▶ **Data lines**:
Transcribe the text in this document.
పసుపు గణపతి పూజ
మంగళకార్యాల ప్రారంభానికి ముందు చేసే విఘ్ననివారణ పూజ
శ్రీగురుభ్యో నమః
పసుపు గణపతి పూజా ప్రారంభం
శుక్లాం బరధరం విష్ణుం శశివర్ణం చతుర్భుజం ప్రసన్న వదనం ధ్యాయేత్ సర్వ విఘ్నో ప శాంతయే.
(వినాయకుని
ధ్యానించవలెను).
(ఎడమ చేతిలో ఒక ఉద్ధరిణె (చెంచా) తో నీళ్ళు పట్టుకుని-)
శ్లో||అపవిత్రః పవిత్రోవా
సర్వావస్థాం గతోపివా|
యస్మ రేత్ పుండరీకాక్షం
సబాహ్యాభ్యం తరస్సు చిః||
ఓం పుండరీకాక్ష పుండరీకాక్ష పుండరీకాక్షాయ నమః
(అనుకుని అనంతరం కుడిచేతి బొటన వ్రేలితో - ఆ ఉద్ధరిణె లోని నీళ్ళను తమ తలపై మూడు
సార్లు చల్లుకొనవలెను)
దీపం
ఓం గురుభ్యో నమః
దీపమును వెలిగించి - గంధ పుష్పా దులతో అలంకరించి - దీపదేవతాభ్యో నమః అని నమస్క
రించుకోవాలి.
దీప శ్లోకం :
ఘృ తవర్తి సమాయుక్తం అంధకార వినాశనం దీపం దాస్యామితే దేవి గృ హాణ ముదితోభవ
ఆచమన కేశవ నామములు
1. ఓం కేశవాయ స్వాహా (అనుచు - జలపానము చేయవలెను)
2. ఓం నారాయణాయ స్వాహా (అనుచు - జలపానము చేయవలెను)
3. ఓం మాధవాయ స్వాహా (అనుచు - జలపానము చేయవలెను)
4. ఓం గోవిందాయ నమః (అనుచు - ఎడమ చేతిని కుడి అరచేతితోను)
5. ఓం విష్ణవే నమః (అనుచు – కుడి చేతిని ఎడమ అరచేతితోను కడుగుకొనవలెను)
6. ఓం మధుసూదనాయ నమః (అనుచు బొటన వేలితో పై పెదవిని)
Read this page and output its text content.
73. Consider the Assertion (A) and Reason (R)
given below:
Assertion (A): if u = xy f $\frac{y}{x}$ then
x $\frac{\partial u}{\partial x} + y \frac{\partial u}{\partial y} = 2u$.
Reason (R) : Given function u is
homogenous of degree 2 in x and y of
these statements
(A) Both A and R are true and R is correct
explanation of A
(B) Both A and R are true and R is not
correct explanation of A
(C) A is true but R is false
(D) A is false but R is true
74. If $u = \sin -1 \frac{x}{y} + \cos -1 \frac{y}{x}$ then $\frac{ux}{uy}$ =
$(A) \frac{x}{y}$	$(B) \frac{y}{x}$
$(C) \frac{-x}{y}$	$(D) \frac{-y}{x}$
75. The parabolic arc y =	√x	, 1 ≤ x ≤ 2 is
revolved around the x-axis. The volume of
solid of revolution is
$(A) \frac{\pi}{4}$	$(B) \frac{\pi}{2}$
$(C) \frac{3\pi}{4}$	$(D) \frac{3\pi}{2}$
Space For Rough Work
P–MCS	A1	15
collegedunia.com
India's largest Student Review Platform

▶ **What is asked**: Which lines include the word "correct"? List them all.

▶ **Result below**:
(A) Both A and R are true and R is correct
correct explanation of A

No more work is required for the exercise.